Tag Archives: Descent

Do non-coding segments of the genome provide evidence for common ancestry?

From Evolution News.

Excerpt:

Darwin’s tree of life might be visible in DNA, if DNA didn’t conspire to scramble the signal.

Now that quite a few genomes have been published, a team from Australia and France went on a Darwin fishing trip in the gene pool. In the largest study of its kind to date, they examined microsatellite markers (tandem-repeated DNA motifs of 1-6 base pairs) that are widespread in eukaryotic genomes. If neo-Darwinism is correct, these non-coding stretches of DNA should reflect the tree of common ancestry by showing similar mutational patterns in related groups.

Well, they don’t. The paper by Meglecz, Neve, Biffin and Gardner in PLoS ONE is titled, “Breakdown of Phylogenetic Signal: A Survey of Microsatellite Densities in 454 Shotgun Sequences from 154 Non Model Eukaryote Species.” What went wrong?

### Data provided
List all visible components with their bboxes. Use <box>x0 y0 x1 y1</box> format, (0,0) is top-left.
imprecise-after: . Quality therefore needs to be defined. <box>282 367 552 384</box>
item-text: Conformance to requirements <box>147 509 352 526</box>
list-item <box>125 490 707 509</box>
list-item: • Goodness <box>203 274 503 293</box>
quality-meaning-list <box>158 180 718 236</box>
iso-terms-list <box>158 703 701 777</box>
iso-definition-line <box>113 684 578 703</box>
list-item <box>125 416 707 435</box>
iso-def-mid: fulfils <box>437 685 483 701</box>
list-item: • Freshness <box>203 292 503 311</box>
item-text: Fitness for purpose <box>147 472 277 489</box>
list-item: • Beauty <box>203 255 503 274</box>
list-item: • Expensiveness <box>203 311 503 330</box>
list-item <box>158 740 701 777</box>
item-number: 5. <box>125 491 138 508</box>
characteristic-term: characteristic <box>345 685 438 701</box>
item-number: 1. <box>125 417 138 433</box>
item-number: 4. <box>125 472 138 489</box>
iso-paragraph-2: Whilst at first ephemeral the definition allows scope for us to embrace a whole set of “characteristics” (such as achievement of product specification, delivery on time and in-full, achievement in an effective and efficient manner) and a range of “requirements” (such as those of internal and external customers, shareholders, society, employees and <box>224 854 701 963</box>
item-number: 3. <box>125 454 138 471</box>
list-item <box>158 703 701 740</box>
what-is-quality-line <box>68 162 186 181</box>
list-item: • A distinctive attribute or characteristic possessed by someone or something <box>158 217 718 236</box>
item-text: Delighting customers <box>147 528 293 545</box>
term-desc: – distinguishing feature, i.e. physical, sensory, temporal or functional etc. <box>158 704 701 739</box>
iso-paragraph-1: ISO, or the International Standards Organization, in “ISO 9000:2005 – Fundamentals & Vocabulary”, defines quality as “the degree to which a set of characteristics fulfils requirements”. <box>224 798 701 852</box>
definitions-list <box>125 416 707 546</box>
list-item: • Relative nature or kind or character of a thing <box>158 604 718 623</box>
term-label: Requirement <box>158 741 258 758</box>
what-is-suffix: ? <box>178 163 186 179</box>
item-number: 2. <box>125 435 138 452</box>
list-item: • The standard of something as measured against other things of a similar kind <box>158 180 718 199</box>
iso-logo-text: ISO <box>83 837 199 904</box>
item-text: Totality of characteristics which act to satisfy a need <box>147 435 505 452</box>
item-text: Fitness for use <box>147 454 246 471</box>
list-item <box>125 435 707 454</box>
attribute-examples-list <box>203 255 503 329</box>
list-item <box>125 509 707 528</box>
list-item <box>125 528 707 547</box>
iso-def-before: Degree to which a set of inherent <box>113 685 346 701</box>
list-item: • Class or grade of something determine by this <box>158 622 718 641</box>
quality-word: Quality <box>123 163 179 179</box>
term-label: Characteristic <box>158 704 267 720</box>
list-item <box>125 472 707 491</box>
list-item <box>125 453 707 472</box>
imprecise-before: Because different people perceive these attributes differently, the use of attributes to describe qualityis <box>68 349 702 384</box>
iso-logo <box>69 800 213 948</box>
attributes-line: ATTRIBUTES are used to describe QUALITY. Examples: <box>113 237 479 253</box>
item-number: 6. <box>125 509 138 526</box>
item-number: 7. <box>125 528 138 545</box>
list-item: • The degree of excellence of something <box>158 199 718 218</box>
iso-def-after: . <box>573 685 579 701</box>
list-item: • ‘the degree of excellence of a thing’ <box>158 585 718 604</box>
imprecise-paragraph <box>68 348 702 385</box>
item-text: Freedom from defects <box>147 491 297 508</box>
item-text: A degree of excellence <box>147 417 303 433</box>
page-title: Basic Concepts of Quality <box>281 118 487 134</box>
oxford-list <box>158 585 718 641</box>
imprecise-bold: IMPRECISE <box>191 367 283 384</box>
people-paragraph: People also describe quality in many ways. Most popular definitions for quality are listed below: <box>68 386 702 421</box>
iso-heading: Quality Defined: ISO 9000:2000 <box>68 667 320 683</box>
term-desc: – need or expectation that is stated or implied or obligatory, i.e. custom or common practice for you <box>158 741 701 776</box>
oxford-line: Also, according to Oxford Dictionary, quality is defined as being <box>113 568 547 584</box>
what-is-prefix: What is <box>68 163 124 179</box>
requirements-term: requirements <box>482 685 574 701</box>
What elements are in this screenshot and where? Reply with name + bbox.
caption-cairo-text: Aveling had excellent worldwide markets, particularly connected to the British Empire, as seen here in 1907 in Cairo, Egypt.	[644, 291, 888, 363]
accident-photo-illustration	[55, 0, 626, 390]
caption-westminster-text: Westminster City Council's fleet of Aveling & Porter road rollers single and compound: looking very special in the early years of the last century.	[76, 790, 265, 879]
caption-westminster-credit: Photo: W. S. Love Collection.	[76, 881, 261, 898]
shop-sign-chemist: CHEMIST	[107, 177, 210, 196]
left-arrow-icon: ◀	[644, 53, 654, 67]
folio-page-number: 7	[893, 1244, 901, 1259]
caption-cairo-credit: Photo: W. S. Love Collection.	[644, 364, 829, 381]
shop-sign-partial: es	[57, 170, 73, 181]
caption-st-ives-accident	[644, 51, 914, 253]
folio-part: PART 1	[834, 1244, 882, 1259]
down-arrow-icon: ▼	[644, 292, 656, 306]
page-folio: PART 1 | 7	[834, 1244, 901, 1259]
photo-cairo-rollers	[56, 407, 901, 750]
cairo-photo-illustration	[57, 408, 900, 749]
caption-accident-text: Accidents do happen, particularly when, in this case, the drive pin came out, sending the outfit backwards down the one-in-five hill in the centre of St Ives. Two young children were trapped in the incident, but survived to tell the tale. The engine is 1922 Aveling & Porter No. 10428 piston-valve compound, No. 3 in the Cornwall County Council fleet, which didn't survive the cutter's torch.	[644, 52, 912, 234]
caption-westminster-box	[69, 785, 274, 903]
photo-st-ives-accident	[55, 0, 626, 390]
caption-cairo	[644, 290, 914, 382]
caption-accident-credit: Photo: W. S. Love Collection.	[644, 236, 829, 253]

### Exercise objective
Continue the excerpt on microsatellite DNA and common ancestry, picking up right after its final sentence. None of the lines above are needed for this work.

### Task answer
As the title implies, the team checked 154 “non-model” species. Darwinian evolutionists tend to focus on the model species, like a particular roundworm, the fruit fly Drosophila melanogaster, and a species of watercress, because their genomes are complete and most researchers use them in experiments. Problem: they may or may not be representative:

Although information for model species is accumulating rapidly, it is insufficient due to a lack of species depth, thus intragroup variation is necessarily ignored. As such, apparent differences between groups may be overinflated and generalizations cannot be inferred until an analysis of the variation that exists within groupshas been conducted. In this study, we examined microsatellite coverage and motif patterns from 454 shotgun sequences of 154 Eukaryote species from eight distantly related phyla (Cnidaria, Arthropoda, Onychophora, Bryozoa, Mollusca, Echinodermata, Chordata and Streptophyta) to test if a consistent phylogenetic pattern emerges from the microsatellite composition of these species.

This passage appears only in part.